The problem: Produce an exact transcription of the listing below, omitting the pictures.

* * * * * * *

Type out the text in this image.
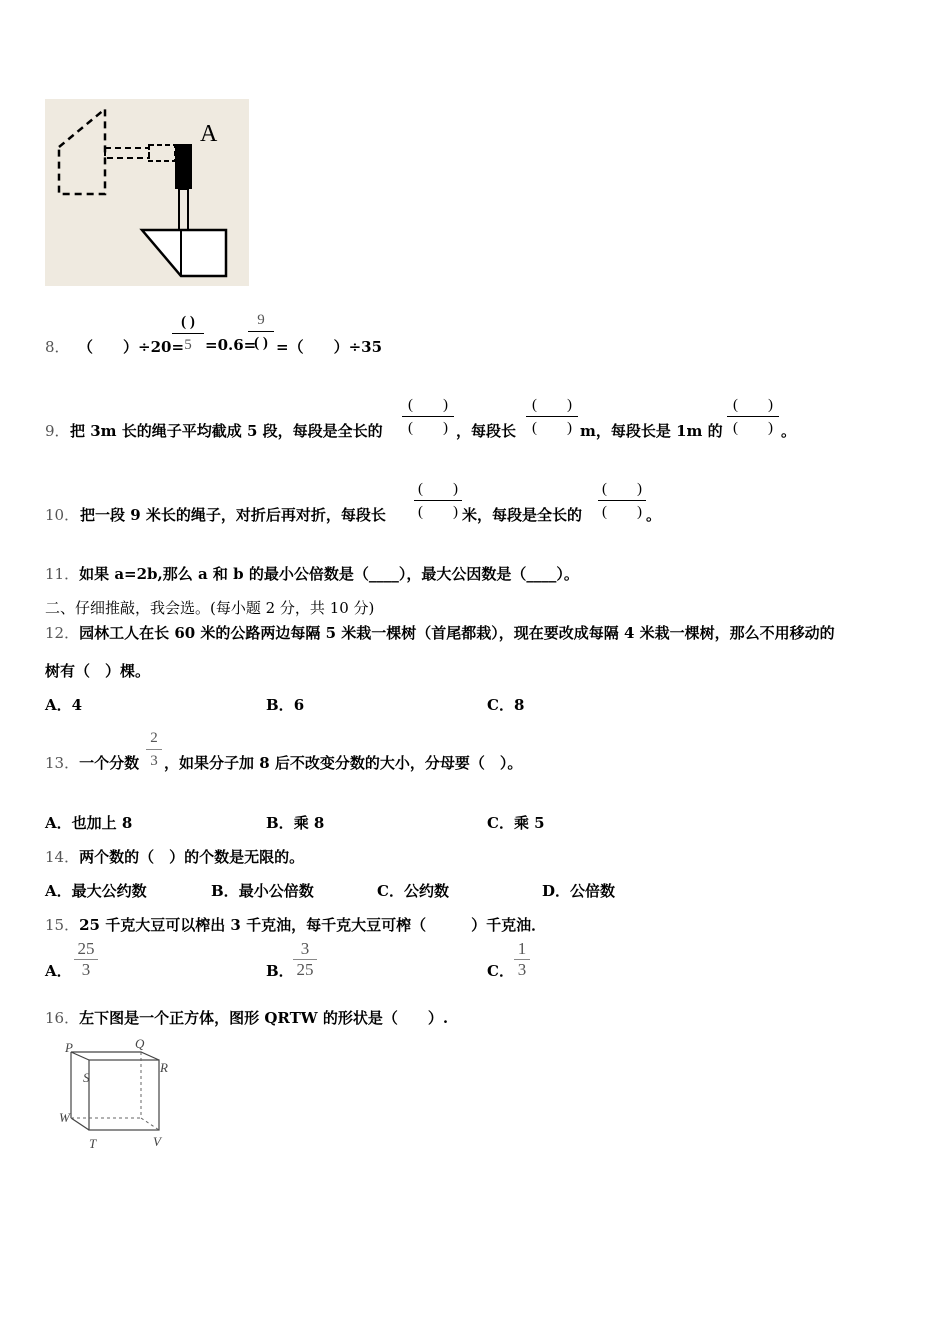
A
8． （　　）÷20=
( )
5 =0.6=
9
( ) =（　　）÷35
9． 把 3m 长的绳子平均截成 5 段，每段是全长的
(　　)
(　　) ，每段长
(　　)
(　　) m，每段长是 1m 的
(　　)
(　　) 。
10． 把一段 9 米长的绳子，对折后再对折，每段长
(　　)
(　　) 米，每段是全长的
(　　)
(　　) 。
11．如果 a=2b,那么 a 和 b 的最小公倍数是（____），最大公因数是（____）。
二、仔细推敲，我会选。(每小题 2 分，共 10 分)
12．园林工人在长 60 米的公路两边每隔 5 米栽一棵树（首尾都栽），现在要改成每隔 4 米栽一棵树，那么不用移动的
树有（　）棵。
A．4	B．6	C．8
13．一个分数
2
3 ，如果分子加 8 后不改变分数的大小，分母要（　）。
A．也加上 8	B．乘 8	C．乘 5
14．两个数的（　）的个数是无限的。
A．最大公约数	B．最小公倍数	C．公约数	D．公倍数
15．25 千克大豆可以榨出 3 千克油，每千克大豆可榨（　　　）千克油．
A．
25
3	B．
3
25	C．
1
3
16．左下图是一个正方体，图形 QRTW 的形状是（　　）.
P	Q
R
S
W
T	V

* * * * * * *

Result:
Type out the text in this image.
A
8． （　　）÷20=
( )
5 =0.6=
9
( ) =（　　）÷35
9． 把 3m 长的绳子平均截成 5 段，每段是全长的
(　　)
(　　) ，每段长
(　　)
(　　) m，每段长是 1m 的
(　　)
(　　) 。
10． 把一段 9 米长的绳子，对折后再对折，每段长
(　　)
(　　) 米，每段是全长的
(　　)
(　　) 。
11．如果 a=2b,那么 a 和 b 的最小公倍数是（____），最大公因数是（____）。
二、仔细推敲，我会选。(每小题 2 分，共 10 分)
12．园林工人在长 60 米的公路两边每隔 5 米栽一棵树（首尾都栽），现在要改成每隔 4 米栽一棵树，那么不用移动的
树有（　）棵。
A．4	B．6	C．8
13．一个分数
2
3 ，如果分子加 8 后不改变分数的大小，分母要（　）。
A．也加上 8	B．乘 8	C．乘 5
14．两个数的（　）的个数是无限的。
A．最大公约数	B．最小公倍数	C．公约数	D．公倍数
15．25 千克大豆可以榨出 3 千克油，每千克大豆可榨（　　　）千克油．
A．
25
3	B．
3
25	C．
1
3
16．左下图是一个正方体，图形 QRTW 的形状是（　　）.
P	Q
R
S
W
T	V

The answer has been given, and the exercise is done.